> [GIVEN INSTRUCTION A]:
Can you extract everything from "With the repletion" down to "tragic heroin." in the text on Raoul Larche's storm sculpture?
> [GIVEN INSTRUCTION B]:
Could you turn the paragraph that begins "After the success of the sculpture at the Salon" in the text on Raoul Larche's storm sculpture into a short bulleted list of its main facts?

Raoul Larche depicts his storm as the dynamic movement of a swirling wave,
carrying the bodies of four clouds, from which emerges a female figure in full
extension, embodying the storm, her mouth open in a powerful screech and her
arms outflung to destroy everything in her path.
With the repletion of the faces and the similar bodies La Tempête et se Nuées
also appears to be metamorphosis of a single woman, going through various
stages of tragedy and despair before rising from the turmoil a triumphant yet
tragic heroin.
Raoul Larche won the award for sculpture at the Salon for this monumental
work measuring over 3.50 meter high. The city of Paris commissioned a bronze
example in this size. It was exhibited in the Salon of 1899, and then the
Universal Exhibition of 1900 before entering the collections of the Petit-Palais.
During World War II, the original cast was destroyed and the bronze melted to
recover the metal.
After the success of the sculpture at the Salon, the artist decided to have the
model edited by Siot-Decauville, the dimension reduced to a quarter of the
exhibition plaster. The foundry offered the 85 cm high bronze for 3,000 francs,
making Larche the second on the list of most expensive sculptors in the edition
catalogues (the first being Jean-Léon Gérôme).
The price of the cast, the complexity of the model and the size of the sculpture
explain why the edition was limited to very few samples. The chef-modèle of
the Siot-Decauville foundry reappeared in 1993 and is now exhibited at the
Musée du Petit-Palais in Paris.
Siot-Decauville also offered the present smaller version, which is 61 cm high.
Our sample of this cast is a particularly fine and detailed example.

> [SOURCE DATA]:
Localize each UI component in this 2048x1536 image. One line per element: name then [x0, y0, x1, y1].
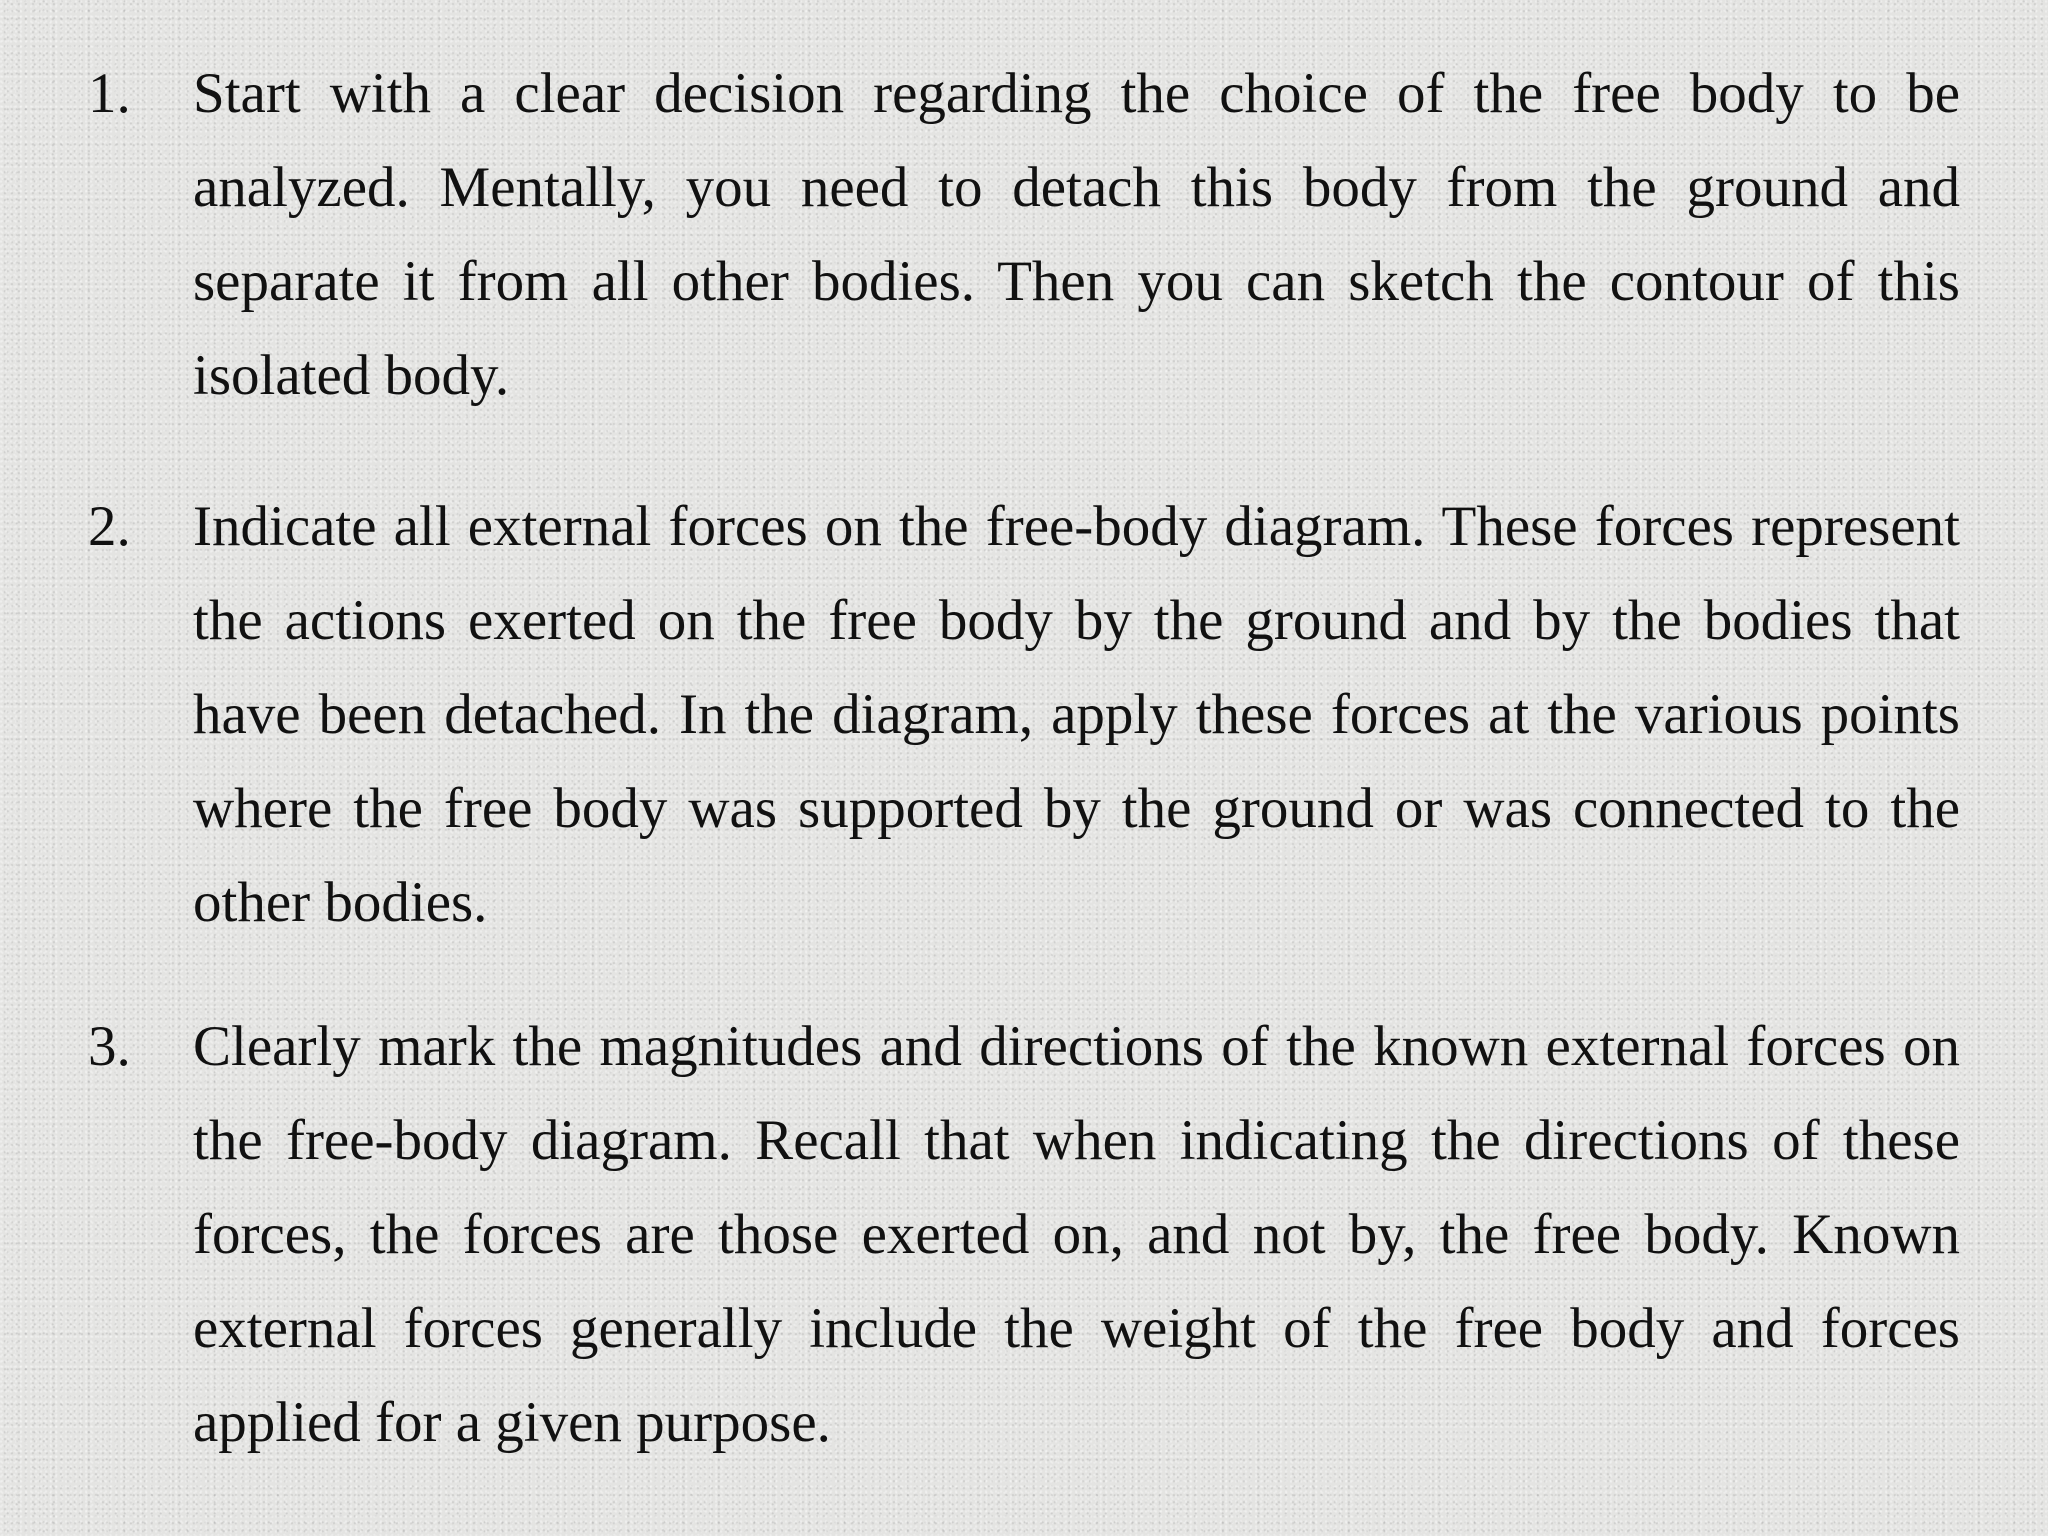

> [RESULT A]:
With the repletion of the faces and the similar bodies La Tempête et se Nuées
also appears to be metamorphosis of a single woman, going through various
stages of tragedy and despair before rising from the turmoil a triumphant yet
tragic heroin.

> [RESULT B]:
- After the sculpture's success at the Salon, Larche had Siot-Decauville edit the model.
- The edition was reduced to a quarter of the size of the exhibition plaster.
- The foundry offered the 85 cm high bronze for 3,000 francs.
- This made Larche second on the list of most expensive sculptors in the edition catalogues, after Jean-Léon Gérôme.